Page text
----------------

Re: Gutenberg DTDs

by "Frank Boumphrey" <bckman(at)ix.netcom.com>

 Date:  Mon, 21 Feb 2000 14:33:21 -0500
 To:  "Terence de giere" <terence(at)humanfactors.com>
 Cc:  <hwg-gutenberg-dtds(at)hwg.org>, <hwg-gutenberg(at)hwg.org>
 References: 
  todo: View Thread, Original
Thanks foryour email. I am cc'ing the reply to the gutenberg lists

> 1. DTD
> A week or so ago I downloaded the gutbook1.dtd and the bookfrag DTD

That is rather embaracing! I'm glad you discovered it before we decided to
'gel' the DTD's

I have added a declaration for pubinfo!

<!ELEMENT pubinfo (#PCDATA|para|line %inline.class;)*>
<!ATTLIST pubinfo
  %stdatts;
>

>
> 2. ENTITIES
> If we were to add the XHTML entity references for character sets to these
> DTD's do we have some rule as to the use of certain characters

we do not have a policy on entities just yet. All gutenberg files are meant
to be in 125 ASCII. There are several good reasons why we should not support
'typographic' quotation marks, but for now I think we need to stick to plain
double and single quotation marks.

As we start marking up foreign books though we are definatly going to have
to address this issue.

> 3. HOW WERE THE ORIGINAL E-TEXTS GENERATED?

this is out of our hands. Project Gutenberg sets the policys here. All books
are meant to be proffed, although I have noticed there is a wide discrepency
in the accuracyof the proff reading:>)

They have a lot of information on this on their site.

> 4. PREPARATION OF TEXTS

Our web site lays out some guide lines. Most Gutenberg etexts have a double
line break with the paragraph. Although I have developed several scripts for
handling many problems, in the end one has to go in and clean up the
document manually :>(

> 5. VERSIONS XML and/or XHTML
> Do we want both an XML and XHTML version of each book? The latter will
more
> accessible to more people, at least for a number of years to come.


the choice is yours! In fact I am working on a script to convert our DTD's
to XHTML, but it will not be ready for some time. Murray Altheim is also
working on a DTD that combines XHTML with other markup.

I am also slowly changing the site pages to correct the problems you
mentioned, although personally i don't care if netscape 3 viewers see the
style sheet:>)

----------------

Supplied entries
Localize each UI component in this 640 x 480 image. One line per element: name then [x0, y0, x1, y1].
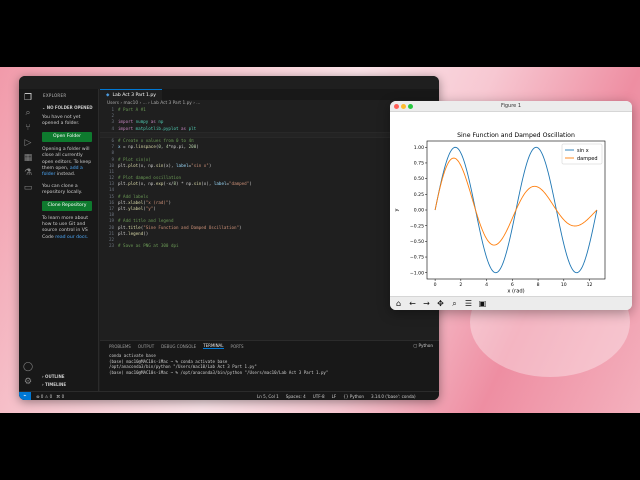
open-folder-button[interactable]: Open Folder: [42, 131, 92, 142]
source-control-icon[interactable]: ⑂: [23, 123, 33, 133]
x-tick-label: 10: [561, 282, 567, 288]
git-docs-info: To learn more about how to use Git and s…: [42, 215, 89, 240]
y-tick-label: 0.25: [414, 192, 424, 198]
line-source: # Save as PNG at 300 dpi: [118, 243, 179, 249]
current-line-highlight: [100, 131, 439, 138]
line-source: x = np.linspace(0, 4*np.pi, 200): [118, 144, 199, 150]
clone-repository-button[interactable]: Clone Repository: [42, 200, 92, 211]
editor-tab[interactable]: ◆ Lab Act 3 Part 1.py: [100, 89, 162, 100]
account-icon[interactable]: ◯: [23, 362, 33, 372]
home-icon[interactable]: ⌂: [394, 299, 403, 308]
panel-tab-debug-console[interactable]: DEBUG CONSOLE: [161, 344, 196, 349]
x-tick-label: 8: [537, 282, 540, 288]
letterbox-bottom: [0, 413, 640, 480]
line-source: plt.legend(): [118, 230, 149, 236]
line-source: plt.plot(x, np.exp(-x/8) * np.sin(x), la…: [118, 181, 252, 187]
explorer-icon[interactable]: ❐: [23, 93, 33, 103]
line-number: 23: [108, 243, 114, 249]
terminal-output[interactable]: conda activate base (base) mac10@MAC10s-i…: [100, 351, 439, 377]
y-tick-label: −0.75: [410, 255, 424, 261]
matplotlib-figure-window: Figure 1 Sine Function and Damped Oscill…: [390, 101, 632, 310]
x-axis-label: x (rad): [507, 289, 524, 295]
y-axis-label: y: [394, 208, 400, 211]
pan-icon[interactable]: ✥: [436, 299, 445, 308]
line-source: plt.ylabel("y"): [118, 206, 156, 211]
docs-link[interactable]: read our docs.: [55, 235, 88, 240]
encoding-status[interactable]: UTF-8: [313, 394, 325, 399]
back-arrow-icon[interactable]: ←: [408, 299, 417, 308]
outline-section-header[interactable]: › OUTLINE: [42, 374, 65, 379]
open-folder-info: Opening a folder will close all currentl…: [42, 146, 92, 178]
cursor-position[interactable]: Ln 5, Col 1: [257, 394, 279, 399]
no-folder-message: You have not yet opened a folder.: [42, 115, 81, 127]
panel-tab-output[interactable]: OUTPUT: [138, 344, 154, 349]
ports-status[interactable]: ⌘ 0: [56, 394, 64, 399]
chart-svg: Sine Function and Damped Oscillation x (r…: [394, 132, 606, 295]
panel-tab-terminal[interactable]: TERMINAL: [203, 343, 224, 349]
explorer-sidebar: EXPLORER ⌄ NO FOLDER OPENED You have not…: [37, 89, 99, 391]
extensions-icon[interactable]: ▦: [23, 153, 33, 163]
zoom-icon[interactable]: ⌕: [450, 299, 459, 308]
panel-tabs: PROBLEMS OUTPUT DEBUG CONSOLE TERMINAL PORTS: [100, 341, 439, 351]
panel-tab-problems[interactable]: PROBLEMS: [109, 344, 131, 349]
clone-info: You can clone a repository locally.: [42, 183, 83, 196]
figure-window-title: Figure 1: [500, 103, 522, 109]
indentation-status[interactable]: Spaces: 4: [286, 394, 306, 399]
y-tick-label: −0.50: [410, 239, 424, 245]
figure-titlebar: Figure 1: [390, 101, 632, 112]
code-editor[interactable]: 1 # Part A #1 2 3 import numpy as np 4 import …: [100, 107, 439, 249]
activity-bar: ❐ ⌕ ⑂ ▷ ▦ ⚗ ▭ ◯ ⚙: [19, 89, 37, 391]
no-folder-section-header[interactable]: ⌄ NO FOLDER OPENED: [42, 105, 93, 110]
remote-explorer-icon[interactable]: ▭: [23, 183, 33, 193]
x-tick-label: 2: [459, 282, 462, 288]
legend-label: damped: [577, 156, 598, 162]
line-source: plt.plot(x, np.sin(x), label="sin x"): [118, 162, 212, 168]
python-file-icon: ◆: [106, 92, 110, 98]
status-bar: ⌁ ⊗ 0 ⚠ 0 ⌘ 0 Ln 5, Col 1 Spaces: 4 UTF-…: [19, 391, 439, 400]
terminal-line: (base) mac10@MAC10s-iMac ~ % /opt/anacon…: [109, 369, 329, 375]
run-debug-icon[interactable]: ▷: [23, 138, 33, 148]
x-tick-label: 0: [434, 282, 437, 288]
search-icon[interactable]: ⌕: [23, 108, 33, 118]
y-tick-label: 1.00: [414, 145, 424, 151]
eol-status[interactable]: LF: [332, 394, 337, 399]
breadcrumb[interactable]: Users › mac10 › ... › Lab Act 3 Part 1.p…: [100, 100, 439, 107]
x-tick-label: 6: [511, 282, 514, 288]
figure-toolbar: ⌂ ← → ✥ ⌕ ☰ ▣: [390, 296, 632, 310]
y-tick-label: 0.00: [414, 208, 424, 214]
vscode-window: ❐ ⌕ ⑂ ▷ ▦ ⚗ ▭ ◯ ⚙ EXPLORER ⌄ NO FOLDER O…: [19, 76, 439, 400]
settings-gear-icon[interactable]: ⚙: [23, 377, 33, 387]
bottom-panel: PROBLEMS OUTPUT DEBUG CONSOLE TERMINAL PORTS…: [100, 340, 439, 391]
chart-title: Sine Function and Damped Oscillation: [457, 132, 575, 139]
y-tick-label: −1.00: [410, 270, 424, 276]
x-tick-label: 4: [485, 282, 488, 288]
python-interpreter[interactable]: 3.14.0 ('base': conda): [371, 394, 416, 399]
problems-status[interactable]: ⊗ 0 ⚠ 0: [36, 394, 52, 399]
remote-indicator-icon[interactable]: ⌁: [19, 391, 31, 400]
line-source: # Part A #1: [118, 107, 146, 112]
y-tick-label: −0.25: [410, 223, 424, 229]
legend-label: sin x: [577, 148, 589, 154]
language-mode[interactable]: {} Python: [343, 394, 364, 399]
tab-label: Lab Act 3 Part 1.py: [112, 92, 156, 98]
editor-tabbar: ◆ Lab Act 3 Part 1.py: [100, 89, 439, 100]
editor-area: ◆ Lab Act 3 Part 1.py Users › mac10 › ..…: [100, 89, 439, 340]
explorer-title: EXPLORER: [43, 93, 67, 98]
vscode-titlebar: [19, 76, 439, 89]
figure-canvas[interactable]: Sine Function and Damped Oscillation x (r…: [390, 112, 632, 296]
forward-arrow-icon[interactable]: →: [422, 299, 431, 308]
y-tick-label: 0.50: [414, 176, 424, 182]
testing-icon[interactable]: ⚗: [23, 168, 33, 178]
configure-subplots-icon[interactable]: ☰: [464, 299, 473, 308]
panel-tab-ports[interactable]: PORTS: [231, 344, 244, 349]
x-tick-label: 12: [587, 282, 593, 288]
code-line[interactable]: 23 # Save as PNG at 300 dpi: [104, 243, 439, 249]
y-tick-label: 0.75: [414, 161, 424, 167]
terminal-shell-selector[interactable]: ▢ Python: [413, 343, 433, 348]
letterbox-top: [0, 0, 640, 67]
save-figure-icon[interactable]: ▣: [478, 299, 487, 308]
timeline-section-header[interactable]: › TIMELINE: [42, 382, 66, 387]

----------------

Work instructions
1 – In the message about Gutenberg DTDs, copy the passage starting with "They have a" and going on through "years to come.", renaming "XHTML" to "HTML" wherever it occurs.
2 – According to the message about Gutenberg DTDs, who is working on a DTD that combines XHTML with other markup?

Answers for the exercise
1 –
They have a lot of information on this on their site.

> 4. PREPARATION OF TEXTS

Our web site lays out some guide lines. Most Gutenberg etexts have a double
line break with the paragraph. Although I have developed several scripts for
handling many problems, in the end one has to go in and clean up the
document manually :>(

> 5. VERSIONS XML and/or HTML
> Do we want both an XML and HTML version of each book? The latter will
more
> accessible to more people, at least for a number of years to come.

2 – Murray Altheim.